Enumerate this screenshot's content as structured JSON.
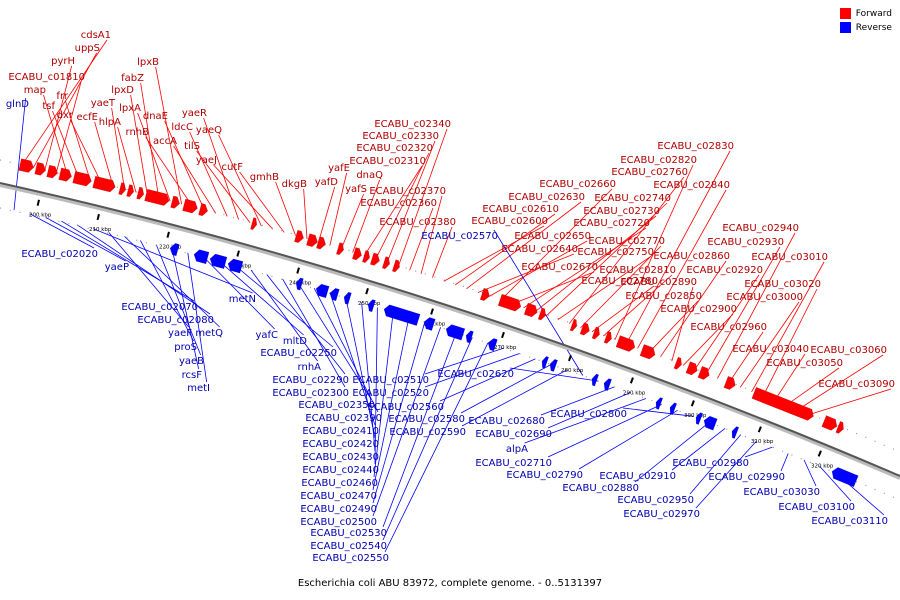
{
  "legend": {
    "forward_label": "Forward",
    "reverse_label": "Reverse",
    "forward_color": "#ff0000",
    "reverse_color": "#0000ff"
  },
  "caption": "Escherichia coli ABU 83972, complete genome. - 0..5131397",
  "ticks": [
    "200 kbp",
    "210 kbp",
    "220 kbp",
    "230 kbp",
    "240 kbp",
    "250 kbp",
    "260 kbp",
    "270 kbp",
    "280 kbp",
    "290 kbp",
    "300 kbp",
    "310 kbp",
    "320 kbp"
  ],
  "forward_genes": [
    "cdsA1",
    "uppS",
    "pyrH",
    "ECABU_c01810",
    "map",
    "tsf",
    "frr",
    "dxr",
    "ecfE",
    "yaeT",
    "hlpA",
    "lpxD",
    "fabZ",
    "lpxA",
    "lpxB",
    "rnhB",
    "dnaE",
    "accA",
    "ldcC",
    "yaeR",
    "tilS",
    "yaeQ",
    "yaeJ",
    "cutF",
    "gmhB",
    "dkgB",
    "yafD",
    "yafE",
    "yafS",
    "dnaQ",
    "ECABU_c02310",
    "ECABU_c02320",
    "ECABU_c02330",
    "ECABU_c02340",
    "ECABU_c02360",
    "ECABU_c02370",
    "ECABU_c02380",
    "ECABU_c02600",
    "ECABU_c02610",
    "ECABU_c02630",
    "ECABU_c02640",
    "ECABU_c02650",
    "ECABU_c02660",
    "ECABU_c02670",
    "ECABU_c02720",
    "ECABU_c02730",
    "ECABU_c02740",
    "ECABU_c02750",
    "ECABU_c02760",
    "ECABU_c02770",
    "ECABU_c02780",
    "ECABU_c02810",
    "ECABU_c02820",
    "ECABU_c02830",
    "ECABU_c02840",
    "ECABU_c02850",
    "ECABU_c02860",
    "ECABU_c02890",
    "ECABU_c02900",
    "ECABU_c02920",
    "ECABU_c02930",
    "ECABU_c02940",
    "ECABU_c02960",
    "ECABU_c03000",
    "ECABU_c03010",
    "ECABU_c03020",
    "ECABU_c03040",
    "ECABU_c03050",
    "ECABU_c03060",
    "ECABU_c03090"
  ],
  "reverse_genes": [
    "glnD",
    "ECABU_c02020",
    "yaeP",
    "ECABU_c02070",
    "ECABU_c02080",
    "metN",
    "yaeF",
    "metQ",
    "proS",
    "yaeB",
    "rcsF",
    "metI",
    "yafC",
    "mltD",
    "ECABU_c02250",
    "rnhA",
    "ECABU_c02290",
    "ECABU_c02300",
    "ECABU_c02350",
    "ECABU_c02390",
    "ECABU_c02410",
    "ECABU_c02420",
    "ECABU_c02430",
    "ECABU_c02440",
    "ECABU_c02460",
    "ECABU_c02470",
    "ECABU_c02490",
    "ECABU_c02500",
    "ECABU_c02530",
    "ECABU_c02540",
    "ECABU_c02550",
    "ECABU_c02510",
    "ECABU_c02520",
    "ECABU_c02560",
    "ECABU_c02580",
    "ECABU_c02590",
    "ECABU_c02570",
    "ECABU_c02620",
    "ECABU_c02680",
    "ECABU_c02690",
    "alpA",
    "ECABU_c02710",
    "ECABU_c02790",
    "ECABU_c02800",
    "ECABU_c02880",
    "ECABU_c02910",
    "ECABU_c02950",
    "ECABU_c02970",
    "ECABU_c02980",
    "ECABU_c02990",
    "ECABU_c03030",
    "ECABU_c03100",
    "ECABU_c03110"
  ]
}
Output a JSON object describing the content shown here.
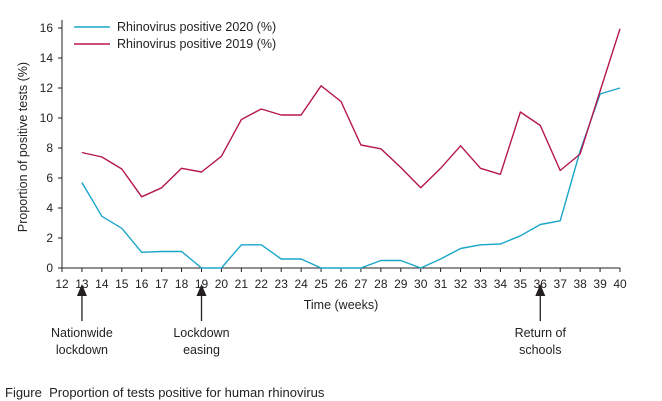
{
  "chart_data": {
    "type": "line",
    "xlabel": "Time (weeks)",
    "ylabel": "Proportion of positive tests (%)",
    "xlim": [
      12,
      40
    ],
    "ylim": [
      0,
      16
    ],
    "x_ticks": [
      12,
      13,
      14,
      15,
      16,
      17,
      18,
      19,
      20,
      21,
      22,
      23,
      24,
      25,
      26,
      27,
      28,
      29,
      30,
      31,
      32,
      33,
      34,
      35,
      36,
      37,
      38,
      39,
      40
    ],
    "y_ticks": [
      0,
      2,
      4,
      6,
      8,
      10,
      12,
      14,
      16
    ],
    "grid": false,
    "legend_position": "top-left",
    "series": [
      {
        "name": "Rhinovirus positive 2020 (%)",
        "color": "#1aa6c8",
        "x": [
          13,
          14,
          15,
          16,
          17,
          18,
          19,
          20,
          21,
          22,
          23,
          24,
          25,
          26,
          27,
          28,
          29,
          30,
          31,
          32,
          33,
          34,
          35,
          36,
          37,
          38,
          39,
          40
        ],
        "values": [
          5.7,
          3.45,
          2.65,
          1.05,
          1.1,
          1.1,
          0.0,
          0.0,
          1.55,
          1.55,
          0.6,
          0.6,
          0.0,
          0.0,
          0.0,
          0.5,
          0.5,
          0.0,
          0.6,
          1.3,
          1.55,
          1.6,
          2.15,
          2.9,
          3.15,
          7.8,
          11.6,
          12.0
        ]
      },
      {
        "name": "Rhinovirus positive 2019 (%)",
        "color": "#b5174e",
        "x": [
          13,
          14,
          15,
          16,
          17,
          18,
          19,
          20,
          21,
          22,
          23,
          24,
          25,
          26,
          27,
          28,
          29,
          30,
          31,
          32,
          33,
          34,
          35,
          36,
          37,
          38,
          39,
          40
        ],
        "values": [
          7.7,
          7.4,
          6.6,
          4.75,
          5.35,
          6.65,
          6.4,
          7.45,
          9.9,
          10.6,
          10.2,
          10.2,
          12.15,
          11.1,
          8.2,
          7.95,
          6.7,
          5.35,
          6.65,
          8.15,
          6.65,
          6.25,
          10.4,
          9.5,
          6.5,
          7.6,
          11.8,
          15.95
        ]
      }
    ],
    "annotations": [
      {
        "x": 13,
        "lines": [
          "Nationwide",
          "lockdown"
        ]
      },
      {
        "x": 19,
        "lines": [
          "Lockdown",
          "easing"
        ]
      },
      {
        "x": 36,
        "lines": [
          "Return of",
          "schools"
        ]
      }
    ]
  },
  "caption": {
    "label": "Figure",
    "text": "Proportion of tests positive for human rhinovirus"
  }
}
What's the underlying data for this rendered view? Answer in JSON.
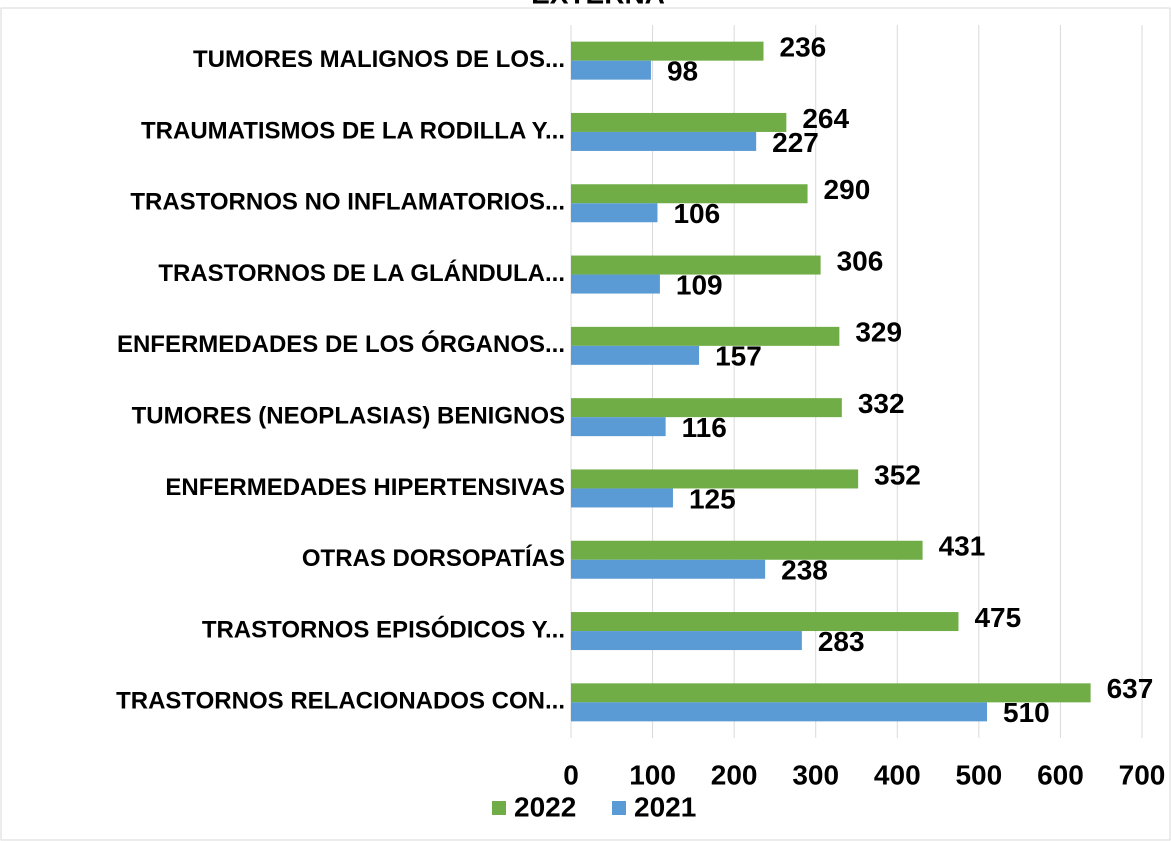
{
  "chart_data": {
    "type": "hbar",
    "title": "EXTERNA",
    "categories": [
      "TUMORES MALIGNOS DE LOS...",
      "TRAUMATISMOS DE LA RODILLA Y...",
      "TRASTORNOS NO INFLAMATORIOS...",
      "TRASTORNOS DE LA GLÁNDULA...",
      "ENFERMEDADES DE LOS ÓRGANOS...",
      "TUMORES (NEOPLASIAS) BENIGNOS",
      "ENFERMEDADES HIPERTENSIVAS",
      "OTRAS DORSOPATÍAS",
      "TRASTORNOS EPISÓDICOS Y...",
      "TRASTORNOS RELACIONADOS CON..."
    ],
    "series": [
      {
        "name": "2022",
        "color": "#70ad47",
        "values": [
          236,
          264,
          290,
          306,
          329,
          332,
          352,
          431,
          475,
          637
        ]
      },
      {
        "name": "2021",
        "color": "#5b9bd5",
        "values": [
          98,
          227,
          106,
          109,
          157,
          116,
          125,
          238,
          283,
          510
        ]
      }
    ],
    "xlim": [
      0,
      700
    ],
    "xticks": [
      0,
      100,
      200,
      300,
      400,
      500,
      600,
      700
    ],
    "grid": true,
    "legend": "bottom"
  }
}
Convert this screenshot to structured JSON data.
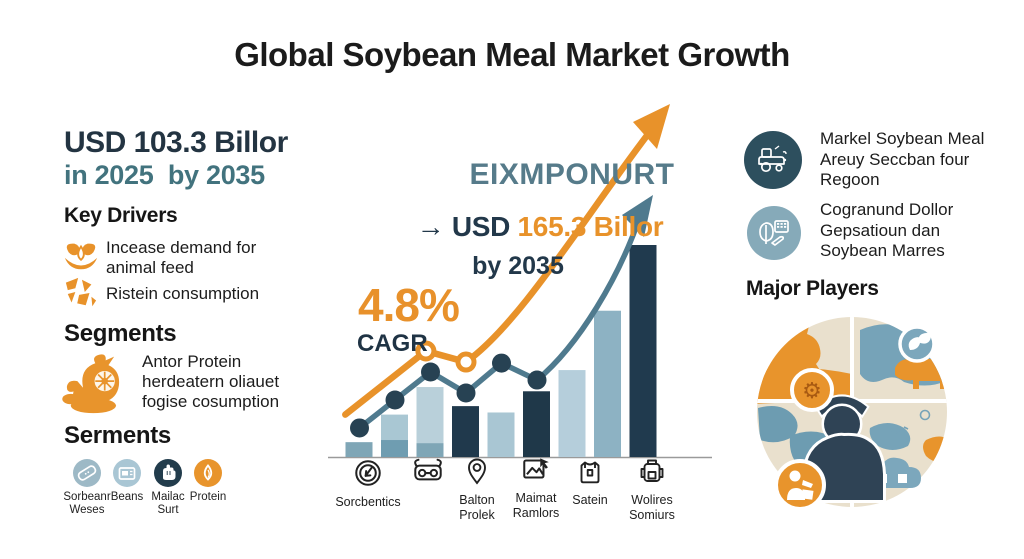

===

● Work to be completed
Pull every line containing "name" out of the data above.

● Result
        "name": "Rhinovirus positive 2020 (%)",
        "name": "Rhinovirus positive 2019 (%)",
        "name": "2022",
        "name": "2021",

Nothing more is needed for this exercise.